WHAT YOU SHOULD DO
Your task is to locate every line holding the string "Cobertura" and to copy each of them.

[Some records]
==================================================
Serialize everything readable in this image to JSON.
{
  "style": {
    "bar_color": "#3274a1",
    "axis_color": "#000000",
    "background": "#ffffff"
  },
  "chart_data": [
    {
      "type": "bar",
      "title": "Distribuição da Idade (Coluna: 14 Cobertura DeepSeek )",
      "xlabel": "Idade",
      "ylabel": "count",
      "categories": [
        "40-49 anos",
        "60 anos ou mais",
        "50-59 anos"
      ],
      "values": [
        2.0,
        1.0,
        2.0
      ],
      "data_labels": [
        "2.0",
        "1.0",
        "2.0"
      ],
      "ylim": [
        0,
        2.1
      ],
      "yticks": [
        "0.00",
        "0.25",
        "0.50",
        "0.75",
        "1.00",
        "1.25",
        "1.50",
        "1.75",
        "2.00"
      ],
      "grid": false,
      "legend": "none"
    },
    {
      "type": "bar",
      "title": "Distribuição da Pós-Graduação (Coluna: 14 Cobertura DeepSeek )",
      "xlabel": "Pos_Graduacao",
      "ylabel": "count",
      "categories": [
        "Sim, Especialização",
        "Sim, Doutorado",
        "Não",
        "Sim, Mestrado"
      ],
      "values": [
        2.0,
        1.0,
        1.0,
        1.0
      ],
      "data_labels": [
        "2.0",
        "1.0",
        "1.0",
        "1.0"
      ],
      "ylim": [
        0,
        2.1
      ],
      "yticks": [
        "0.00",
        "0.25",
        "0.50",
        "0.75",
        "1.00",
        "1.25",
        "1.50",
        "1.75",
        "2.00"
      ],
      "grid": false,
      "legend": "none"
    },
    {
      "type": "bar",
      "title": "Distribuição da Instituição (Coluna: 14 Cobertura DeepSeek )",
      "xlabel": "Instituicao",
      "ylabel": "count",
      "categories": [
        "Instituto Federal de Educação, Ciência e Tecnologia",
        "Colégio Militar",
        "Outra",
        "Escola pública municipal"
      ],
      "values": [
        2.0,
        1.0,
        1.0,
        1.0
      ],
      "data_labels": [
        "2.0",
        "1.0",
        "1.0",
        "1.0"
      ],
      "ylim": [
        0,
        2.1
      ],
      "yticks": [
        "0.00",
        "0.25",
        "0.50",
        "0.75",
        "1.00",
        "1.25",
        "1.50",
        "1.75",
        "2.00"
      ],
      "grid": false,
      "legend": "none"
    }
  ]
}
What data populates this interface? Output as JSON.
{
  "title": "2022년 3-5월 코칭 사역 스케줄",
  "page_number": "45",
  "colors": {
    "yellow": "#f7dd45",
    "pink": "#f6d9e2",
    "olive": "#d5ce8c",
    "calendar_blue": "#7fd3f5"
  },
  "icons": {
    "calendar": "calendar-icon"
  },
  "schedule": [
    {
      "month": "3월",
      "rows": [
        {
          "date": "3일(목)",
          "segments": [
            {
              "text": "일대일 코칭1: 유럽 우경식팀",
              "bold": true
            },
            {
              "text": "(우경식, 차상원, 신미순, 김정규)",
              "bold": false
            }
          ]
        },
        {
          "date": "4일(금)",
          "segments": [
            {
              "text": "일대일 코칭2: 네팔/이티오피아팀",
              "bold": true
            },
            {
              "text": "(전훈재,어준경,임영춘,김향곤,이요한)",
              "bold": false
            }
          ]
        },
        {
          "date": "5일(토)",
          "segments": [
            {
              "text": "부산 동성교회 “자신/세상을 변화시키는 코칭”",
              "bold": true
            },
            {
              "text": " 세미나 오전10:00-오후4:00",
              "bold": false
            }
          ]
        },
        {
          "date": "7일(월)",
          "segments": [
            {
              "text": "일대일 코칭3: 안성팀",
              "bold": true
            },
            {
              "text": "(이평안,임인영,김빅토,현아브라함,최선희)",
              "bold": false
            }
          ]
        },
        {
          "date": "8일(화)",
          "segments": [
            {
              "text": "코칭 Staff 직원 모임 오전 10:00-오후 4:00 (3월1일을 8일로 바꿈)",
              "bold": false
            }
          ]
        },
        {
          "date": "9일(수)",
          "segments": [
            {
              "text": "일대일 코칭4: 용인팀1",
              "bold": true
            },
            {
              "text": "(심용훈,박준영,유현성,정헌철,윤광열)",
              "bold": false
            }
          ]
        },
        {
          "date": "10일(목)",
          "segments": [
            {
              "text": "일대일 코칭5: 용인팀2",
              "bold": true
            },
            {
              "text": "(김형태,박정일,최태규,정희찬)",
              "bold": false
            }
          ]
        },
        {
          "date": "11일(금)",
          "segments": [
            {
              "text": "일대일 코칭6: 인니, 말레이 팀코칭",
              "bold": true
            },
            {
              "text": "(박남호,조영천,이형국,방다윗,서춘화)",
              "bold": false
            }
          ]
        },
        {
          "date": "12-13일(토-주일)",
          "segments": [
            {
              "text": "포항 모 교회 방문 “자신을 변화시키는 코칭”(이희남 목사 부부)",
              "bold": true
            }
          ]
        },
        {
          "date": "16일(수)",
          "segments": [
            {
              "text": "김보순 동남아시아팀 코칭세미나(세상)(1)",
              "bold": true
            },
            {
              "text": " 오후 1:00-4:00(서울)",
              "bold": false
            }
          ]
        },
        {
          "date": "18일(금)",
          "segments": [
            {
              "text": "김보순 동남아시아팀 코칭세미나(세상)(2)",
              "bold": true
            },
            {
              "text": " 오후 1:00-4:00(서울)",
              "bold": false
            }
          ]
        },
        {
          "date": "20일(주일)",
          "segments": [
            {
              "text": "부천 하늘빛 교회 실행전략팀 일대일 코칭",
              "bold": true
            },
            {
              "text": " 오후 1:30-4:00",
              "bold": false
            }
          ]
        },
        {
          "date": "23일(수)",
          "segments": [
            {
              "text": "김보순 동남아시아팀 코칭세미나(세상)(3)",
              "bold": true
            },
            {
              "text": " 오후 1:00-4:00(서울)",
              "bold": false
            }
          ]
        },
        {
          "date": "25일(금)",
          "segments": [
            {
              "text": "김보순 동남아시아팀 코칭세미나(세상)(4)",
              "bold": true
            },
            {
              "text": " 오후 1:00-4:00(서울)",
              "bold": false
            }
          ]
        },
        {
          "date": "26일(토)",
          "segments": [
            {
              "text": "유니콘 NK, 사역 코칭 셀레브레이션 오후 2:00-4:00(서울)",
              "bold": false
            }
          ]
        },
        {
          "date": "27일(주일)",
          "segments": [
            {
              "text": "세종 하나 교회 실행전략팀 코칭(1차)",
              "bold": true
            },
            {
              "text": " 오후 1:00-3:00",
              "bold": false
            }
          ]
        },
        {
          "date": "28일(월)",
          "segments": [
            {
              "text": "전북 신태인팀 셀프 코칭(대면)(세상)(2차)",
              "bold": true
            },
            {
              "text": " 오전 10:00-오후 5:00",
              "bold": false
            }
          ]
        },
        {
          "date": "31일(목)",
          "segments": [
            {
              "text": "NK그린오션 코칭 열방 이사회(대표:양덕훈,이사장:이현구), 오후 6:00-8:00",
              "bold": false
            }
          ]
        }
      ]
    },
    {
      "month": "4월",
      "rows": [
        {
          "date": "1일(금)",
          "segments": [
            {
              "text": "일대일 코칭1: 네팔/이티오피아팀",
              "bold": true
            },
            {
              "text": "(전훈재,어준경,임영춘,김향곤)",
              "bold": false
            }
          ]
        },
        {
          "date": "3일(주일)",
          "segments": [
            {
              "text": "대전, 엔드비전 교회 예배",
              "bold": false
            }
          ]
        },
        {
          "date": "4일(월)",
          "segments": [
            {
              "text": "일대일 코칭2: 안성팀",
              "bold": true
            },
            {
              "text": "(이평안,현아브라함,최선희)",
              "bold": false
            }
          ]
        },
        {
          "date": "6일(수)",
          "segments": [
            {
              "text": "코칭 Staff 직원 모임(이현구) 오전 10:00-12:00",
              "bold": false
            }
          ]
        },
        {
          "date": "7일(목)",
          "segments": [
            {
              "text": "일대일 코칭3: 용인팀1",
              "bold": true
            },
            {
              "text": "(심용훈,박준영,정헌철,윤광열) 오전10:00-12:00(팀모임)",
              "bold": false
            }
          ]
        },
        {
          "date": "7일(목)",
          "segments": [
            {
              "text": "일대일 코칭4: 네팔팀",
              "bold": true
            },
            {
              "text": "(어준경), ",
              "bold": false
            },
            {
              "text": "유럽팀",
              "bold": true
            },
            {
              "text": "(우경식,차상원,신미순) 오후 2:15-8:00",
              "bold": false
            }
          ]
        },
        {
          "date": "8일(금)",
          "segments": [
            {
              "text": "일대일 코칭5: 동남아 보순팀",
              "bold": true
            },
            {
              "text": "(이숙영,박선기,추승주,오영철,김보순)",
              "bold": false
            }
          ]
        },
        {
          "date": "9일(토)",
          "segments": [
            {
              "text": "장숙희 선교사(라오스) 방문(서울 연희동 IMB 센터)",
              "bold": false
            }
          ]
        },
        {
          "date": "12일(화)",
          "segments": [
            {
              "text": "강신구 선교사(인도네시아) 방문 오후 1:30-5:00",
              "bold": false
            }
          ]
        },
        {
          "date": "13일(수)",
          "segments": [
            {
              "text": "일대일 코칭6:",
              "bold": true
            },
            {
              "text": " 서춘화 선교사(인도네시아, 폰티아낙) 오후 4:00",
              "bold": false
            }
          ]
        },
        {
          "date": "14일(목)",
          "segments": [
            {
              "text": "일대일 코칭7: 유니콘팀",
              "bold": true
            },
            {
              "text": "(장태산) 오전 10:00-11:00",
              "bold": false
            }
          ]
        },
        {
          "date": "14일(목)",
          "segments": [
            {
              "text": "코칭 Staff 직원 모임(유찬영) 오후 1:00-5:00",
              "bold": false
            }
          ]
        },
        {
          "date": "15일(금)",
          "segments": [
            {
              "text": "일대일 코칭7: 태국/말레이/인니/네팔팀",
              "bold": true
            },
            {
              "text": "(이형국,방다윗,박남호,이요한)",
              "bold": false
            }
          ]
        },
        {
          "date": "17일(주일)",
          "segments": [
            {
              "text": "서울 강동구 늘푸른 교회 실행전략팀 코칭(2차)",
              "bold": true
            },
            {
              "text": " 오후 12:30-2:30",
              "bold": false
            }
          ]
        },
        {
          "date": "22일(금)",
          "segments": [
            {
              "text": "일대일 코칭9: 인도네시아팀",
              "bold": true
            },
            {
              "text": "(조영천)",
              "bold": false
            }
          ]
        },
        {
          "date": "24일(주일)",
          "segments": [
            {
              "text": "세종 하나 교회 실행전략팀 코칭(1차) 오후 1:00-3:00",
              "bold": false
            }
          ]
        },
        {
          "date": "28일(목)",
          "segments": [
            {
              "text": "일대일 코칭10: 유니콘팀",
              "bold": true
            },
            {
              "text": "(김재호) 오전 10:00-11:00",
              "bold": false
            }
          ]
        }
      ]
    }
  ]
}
==================================================
REPLY TO THE EXERCISE
      "title": "Distribuição da Idade (Coluna: 14 Cobertura DeepSeek )",
      "title": "Distribuição da Pós-Graduação (Coluna: 14 Cobertura DeepSeek )",
      "title": "Distribuição da Instituição (Coluna: 14 Cobertura DeepSeek )",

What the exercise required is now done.